--- Quoted passage ---
------------------------------------
In the lean times following the war of 1812, financial troubles overtook Dr. Willard, and like many others, he lost his property. His wife, rising to the emergency, opened a girl's boarding school in her own home, "and from this time we find her enlisted in the plan for higher education for women, which when consummated was appropriately called the Magna Charta of the rights of women in matters of education." Finally, leading residents of Waterford, N. Y. induced her to move to that town, where she established a school for women. Her plan for the higher education of women had been endorsed by Governor DeWitt Clinton, who was very advanced for a politician of those days, while prominent men of the time also approved her ideas and aided her loyally in the fulfillment of her ambition. Two years after her school at Waterford had gained considerable notoriety, prominent

Trojans offered to furnish a building with the necessary grounds, if the school could be removed to Troy under Mrs. Willard's management. Troy's offer was finally accepted, and the Troy Female Seminary became a prominent and valuable feature in the school life of the state. Mrs. Willard, conscious of deficiencies, set to work and trained herself and her teachers to the highest degree of scholarly efficiency. No pains were too great for her to take in her chosen vocation, no educational field was too large for her to work in. From Troy Seminary, graduate teachers, often educated at Mrs. Willard's expense, were sent west and south and even into foreign countries. And it is safe to say that Mrs. Willard's influence on the characters and lives of these teachers did much, thru the spreading of her kindly and benign teachings, to soften the asperities and disagreeable features which even then attended the advent of a northerner south of Mason and Dixon's line.

For example, my mother, a graduate of the class of 1845, taught in one of South Carolina's most noted female seminaries, and only recently in an old-time autograph album, I read some of the kindliest of sentiments for their northern teacher, exprest by these southern belles of the "days befo' the Wah," when she left them to return to her friends in the north.

In its way, Troy Seminary was the pioneer in advanced education for women, and in teaching them how to teach, and it was not until the Troy school had been in successful operation for sixteen years that a similar institution was opened in Massachusetts.

Beginning in 1822, Mrs. Willard, who realized the serious lack of accurate schoolbooks, set to work to prepare textbooks which would meet, not only her own needs, but those of other schools. A list of her publications either as author, editor or collaborator is most interesting, for it shows the wide scope of this talented woman's unusual abilities. Geographies, histories, maps and physiological works were all the objects of her painstaking work, and when they were published they won the approbation of some of the most

noted critics of her time. Some of our modern schoolbook makers could learn much from her method of presenting her subjects.
------------------------------------
--- Data shown ---
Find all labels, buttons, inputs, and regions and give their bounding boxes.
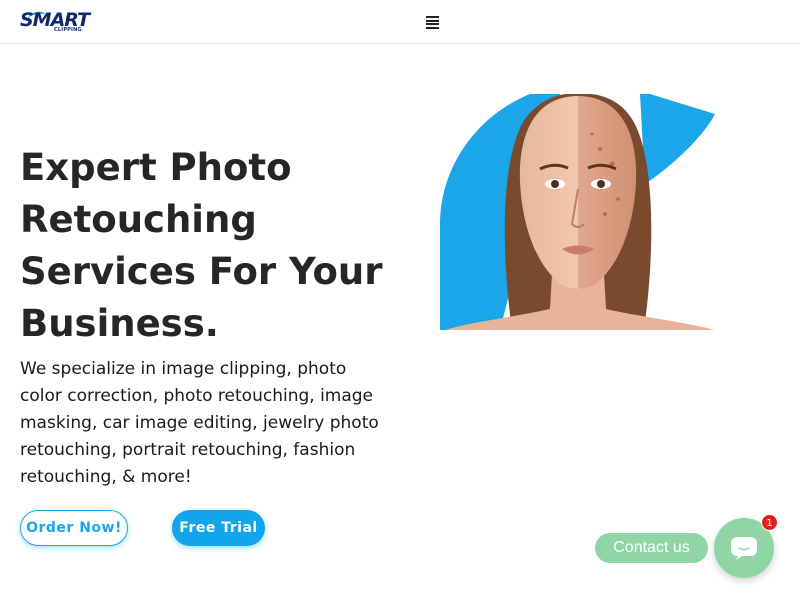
------------------------------------
--- Challenge A ---
Based on the passage about Mrs. Willard and the Troy Female Seminary, answer yes or no to each statement and quote the words that decide it: (i) Governor DeWitt Clinton endorsed her plan for the higher education of women; (ii) residents of Troy persuaded her to move to Waterford; (iii) she began preparing textbooks in 1822.
--- Challenge B ---
According to the passage about Mrs. Willard and the Troy Female Seminary, how long had the Troy school been operating when a similar institution opened in Massachusetts?
--- Challenge C ---
Carry the passage about Mrs. Willard and the Troy Female Seminary forward from its final sentence.
None of the data is needed here.

--- Exercise output A ---
(i) Yes: "Her plan for the higher education of women had been endorsed by Governor DeWitt Clinton"
(ii) No: "leading residents of Waterford, N. Y. induced her to move to that town"
(iii) Yes: "Beginning in 1822, Mrs. Willard, who realized the serious lack of accurate schoolbooks, set to work to prepare textbooks"

--- Exercise output B ---
Sixteen years.

--- Exercise output C ---
Her influence was felt not only at home, but abroad, and among the most important of her efforts were those which resulted in the establishment of a girl's school in Athens, Greece, about 1831, a project to which she contributed largely of her time and her money.

In 1838 she gave over the management of her seminary to her son and his wife, the latter of whom had for many years been the vice-principal. When failing health compelled her to give up her work and to retire to her native town of Berlin, she assumed, at the urgent request of her townspeople as stated in her letter, the duties of a town superintendent of schools. "In her study of the Berlin common schools," a biographer says, "she recognized the defects of their then restricted methods. With her wonted zeal she set herself to stirring up teachers, common councils and legislators, thereby creating an enthusiasm which materially aided the cause of the normal school, now so potent thruout the country."

It was during this period of enforced respite from class work, that she traveled and prepared lectures and addresses on various subjects. It speaks well for her ability that in those days, when the woman lecturer was still rare, Mrs. Willard, in company with those pioneer advocates of women's higher sphere in the workaday world, Lydia H. Sigourney, Sarah Josepha Hale and Elizabeth Stuart Phelps, daughter of Professor Moses Stuart, had so far conquered prejudices as to be in constant demand as lecturers on educational and literary topics.

In the fall of 1845 she made a professional tour thru southern New York, attending by special invitation institutes for the improvement of teachers in common schools. Over five hundred teachers at Monticello, Binghamton, Owego, Cairo and Rome were addrest and instructed by her.

It was about this time, evidently, that the attempt was made to secure her attendance at the Warren County

Convention-an invitation which called forth the letter herewith presented.

Returning to Troy in 1844, she became what might almost be called the emeritus head of the famous and splendid school for women, and, tho she was no longer active, she exerted an enormous influence in the movement for woman's elevation, especially in the field of education. Here, on the scene of her early struggles and triumphs, she past away on April 15, 1870, universally respected and beloved by thousands of women, whose lives had been touched at some point by her tender and motherly care. How her soul must have rejoiced in that place of rest she now inhabits, at the news printed in the papers of Saturday, January 7th, that out of love for Emma Willard's old school, Mrs. Russell Sage had just given $250,000 more to found "a school of domestic and industrial art" on the site of the old seminary in Troy where Mrs. Sage obtained her early education and from which she was graduated in the Class of 1838.

In 1895, at the dedication of the Russell Sage Hall of the then Emma Willard School, Chauncey M. Depew, in speaking of her as "an apostle, an evangel of the higher education of women," and of her struggles for recognition in this country, which finally resulted in the foundation of the Woman's Seminary, said in his felicitous way: "Her influence did not stop here. It crost the ocean; it broke down the prejudices and the conditions of the most conservative of nations; it created Girton and Newnham Colleges under the shadows of Oxford and Cambridge, and it earned for them and for their students equal advantages in the curriculums of these historic seats of learning."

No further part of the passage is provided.